Task requirements ::
Repeat the data word for word. Do not include the pictures.

○ ○ ○

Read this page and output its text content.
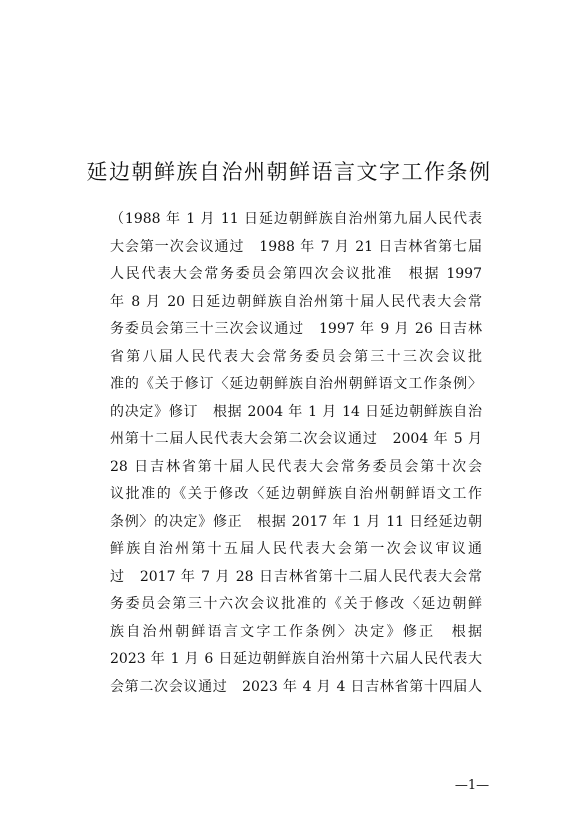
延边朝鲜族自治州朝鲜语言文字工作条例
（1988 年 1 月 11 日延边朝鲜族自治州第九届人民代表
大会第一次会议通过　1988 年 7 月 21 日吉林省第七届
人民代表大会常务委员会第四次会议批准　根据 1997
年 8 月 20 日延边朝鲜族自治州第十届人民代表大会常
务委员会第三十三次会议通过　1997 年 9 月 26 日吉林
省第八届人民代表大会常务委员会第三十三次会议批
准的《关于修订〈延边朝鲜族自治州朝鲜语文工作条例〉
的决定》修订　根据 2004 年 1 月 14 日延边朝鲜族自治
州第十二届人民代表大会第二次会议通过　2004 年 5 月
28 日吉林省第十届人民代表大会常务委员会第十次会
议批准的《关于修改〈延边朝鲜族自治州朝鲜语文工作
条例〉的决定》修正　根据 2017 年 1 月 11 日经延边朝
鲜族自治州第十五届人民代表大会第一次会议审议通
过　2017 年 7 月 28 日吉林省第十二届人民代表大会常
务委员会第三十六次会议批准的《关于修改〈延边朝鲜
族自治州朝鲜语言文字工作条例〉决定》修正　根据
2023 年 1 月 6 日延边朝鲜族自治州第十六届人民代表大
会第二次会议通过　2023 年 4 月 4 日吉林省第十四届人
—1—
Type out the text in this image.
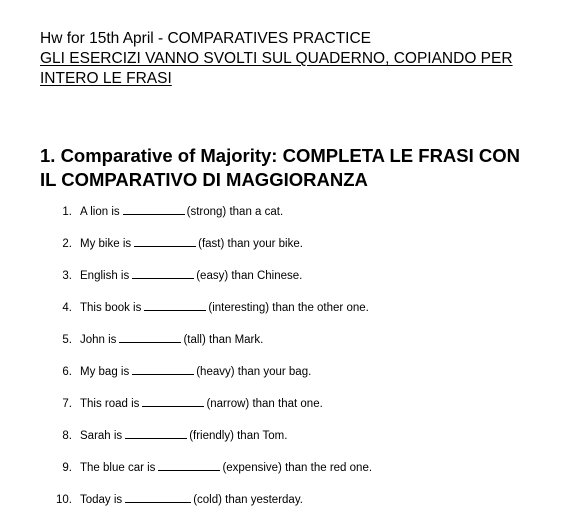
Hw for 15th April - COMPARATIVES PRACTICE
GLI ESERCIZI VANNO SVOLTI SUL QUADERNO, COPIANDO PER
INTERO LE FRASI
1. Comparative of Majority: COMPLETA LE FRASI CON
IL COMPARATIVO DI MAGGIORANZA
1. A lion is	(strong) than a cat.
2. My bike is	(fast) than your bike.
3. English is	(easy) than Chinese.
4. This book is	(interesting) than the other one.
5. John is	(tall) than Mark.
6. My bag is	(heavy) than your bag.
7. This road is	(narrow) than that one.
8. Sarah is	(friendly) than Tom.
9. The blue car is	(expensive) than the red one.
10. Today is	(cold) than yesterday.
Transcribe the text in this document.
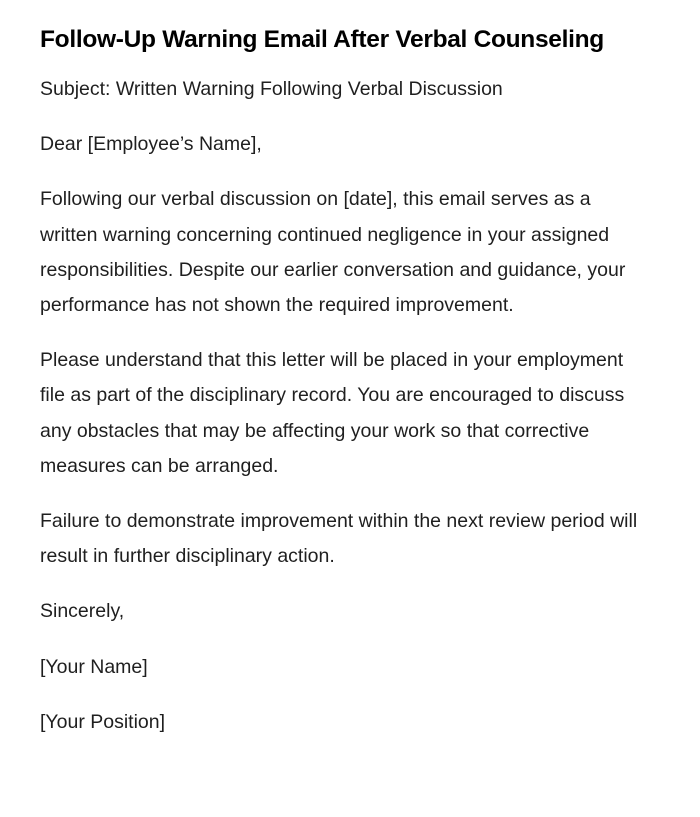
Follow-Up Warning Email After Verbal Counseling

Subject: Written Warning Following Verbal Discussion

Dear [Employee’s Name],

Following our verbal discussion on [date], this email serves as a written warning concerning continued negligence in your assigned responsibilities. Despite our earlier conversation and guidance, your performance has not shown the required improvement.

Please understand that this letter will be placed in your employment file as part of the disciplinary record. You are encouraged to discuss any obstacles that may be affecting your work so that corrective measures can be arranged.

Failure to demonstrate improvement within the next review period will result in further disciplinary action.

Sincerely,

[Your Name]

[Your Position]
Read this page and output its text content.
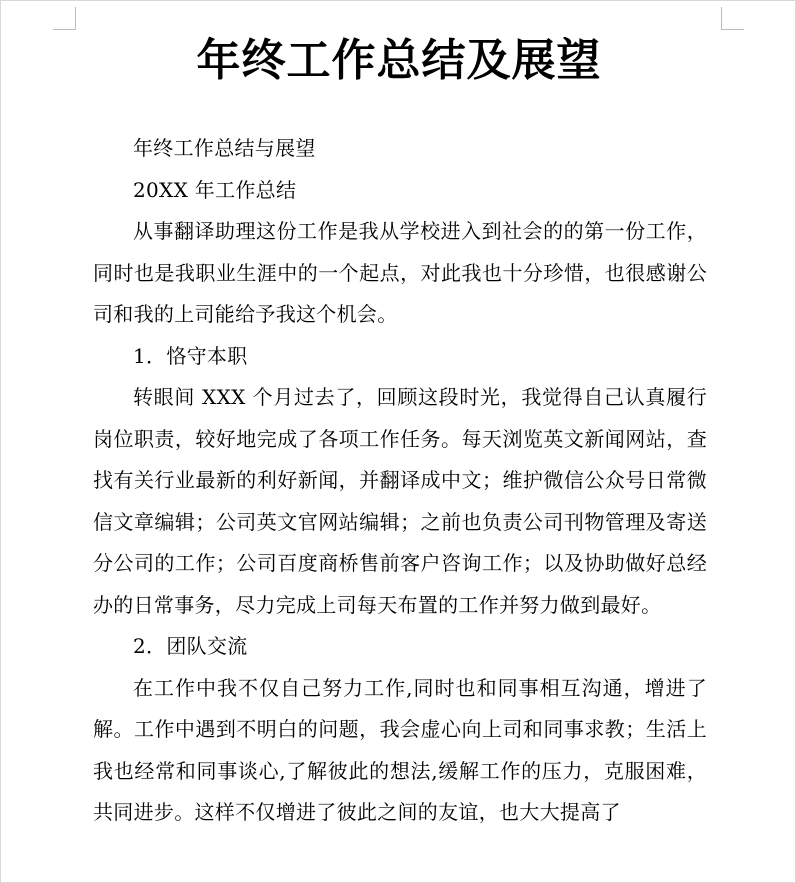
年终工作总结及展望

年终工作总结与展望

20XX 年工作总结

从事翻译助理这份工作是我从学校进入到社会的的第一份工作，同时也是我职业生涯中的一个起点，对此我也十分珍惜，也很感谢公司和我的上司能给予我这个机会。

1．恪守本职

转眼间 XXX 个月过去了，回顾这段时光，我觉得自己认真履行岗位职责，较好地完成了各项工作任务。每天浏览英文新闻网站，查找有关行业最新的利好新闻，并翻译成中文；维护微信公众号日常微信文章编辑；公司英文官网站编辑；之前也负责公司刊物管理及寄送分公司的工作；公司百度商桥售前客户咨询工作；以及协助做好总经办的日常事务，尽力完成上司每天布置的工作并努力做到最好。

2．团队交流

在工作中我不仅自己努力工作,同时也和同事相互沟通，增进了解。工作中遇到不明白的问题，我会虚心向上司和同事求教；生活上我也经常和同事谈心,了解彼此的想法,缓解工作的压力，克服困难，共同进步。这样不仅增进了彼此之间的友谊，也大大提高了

○ ○ ○

Final answer ::
Read this page and output its text content.
延边朝鲜族自治州朝鲜语言文字工作条例
（1988 年 1 月 11 日延边朝鲜族自治州第九届人民代表
大会第一次会议通过　1988 年 7 月 21 日吉林省第七届
人民代表大会常务委员会第四次会议批准　根据 1997
年 8 月 20 日延边朝鲜族自治州第十届人民代表大会常
务委员会第三十三次会议通过　1997 年 9 月 26 日吉林
省第八届人民代表大会常务委员会第三十三次会议批
准的《关于修订〈延边朝鲜族自治州朝鲜语文工作条例〉
的决定》修订　根据 2004 年 1 月 14 日延边朝鲜族自治
州第十二届人民代表大会第二次会议通过　2004 年 5 月
28 日吉林省第十届人民代表大会常务委员会第十次会
议批准的《关于修改〈延边朝鲜族自治州朝鲜语文工作
条例〉的决定》修正　根据 2017 年 1 月 11 日经延边朝
鲜族自治州第十五届人民代表大会第一次会议审议通
过　2017 年 7 月 28 日吉林省第十二届人民代表大会常
务委员会第三十六次会议批准的《关于修改〈延边朝鲜
族自治州朝鲜语言文字工作条例〉决定》修正　根据
2023 年 1 月 6 日延边朝鲜族自治州第十六届人民代表大
会第二次会议通过　2023 年 4 月 4 日吉林省第十四届人
—1—
Type out the text in this image.
Hw for 15th April - COMPARATIVES PRACTICE
GLI ESERCIZI VANNO SVOLTI SUL QUADERNO, COPIANDO PER
INTERO LE FRASI
1. Comparative of Majority: COMPLETA LE FRASI CON
IL COMPARATIVO DI MAGGIORANZA
1. A lion is	(strong) than a cat.
2. My bike is	(fast) than your bike.
3. English is	(easy) than Chinese.
4. This book is	(interesting) than the other one.
5. John is	(tall) than Mark.
6. My bag is	(heavy) than your bag.
7. This road is	(narrow) than that one.
8. Sarah is	(friendly) than Tom.
9. The blue car is	(expensive) than the red one.
10. Today is	(cold) than yesterday.
Transcribe the text in this document.
Follow-Up Warning Email After Verbal Counseling

Subject: Written Warning Following Verbal Discussion

Dear [Employee’s Name],

Following our verbal discussion on [date], this email serves as a written warning concerning continued negligence in your assigned responsibilities. Despite our earlier conversation and guidance, your performance has not shown the required improvement.

Please understand that this letter will be placed in your employment file as part of the disciplinary record. You are encouraged to discuss any obstacles that may be affecting your work so that corrective measures can be arranged.

Failure to demonstrate improvement within the next review period will result in further disciplinary action.

Sincerely,

[Your Name]

[Your Position]
Read this page and output its text content.
年终工作总结及展望

年终工作总结与展望

20XX 年工作总结

从事翻译助理这份工作是我从学校进入到社会的的第一份工作，同时也是我职业生涯中的一个起点，对此我也十分珍惜，也很感谢公司和我的上司能给予我这个机会。

1．恪守本职

转眼间 XXX 个月过去了，回顾这段时光，我觉得自己认真履行岗位职责，较好地完成了各项工作任务。每天浏览英文新闻网站，查找有关行业最新的利好新闻，并翻译成中文；维护微信公众号日常微信文章编辑；公司英文官网站编辑；之前也负责公司刊物管理及寄送分公司的工作；公司百度商桥售前客户咨询工作；以及协助做好总经办的日常事务，尽力完成上司每天布置的工作并努力做到最好。

2．团队交流

在工作中我不仅自己努力工作,同时也和同事相互沟通，增进了解。工作中遇到不明白的问题，我会虚心向上司和同事求教；生活上我也经常和同事谈心,了解彼此的想法,缓解工作的压力，克服困难，共同进步。这样不仅增进了彼此之间的友谊，也大大提高了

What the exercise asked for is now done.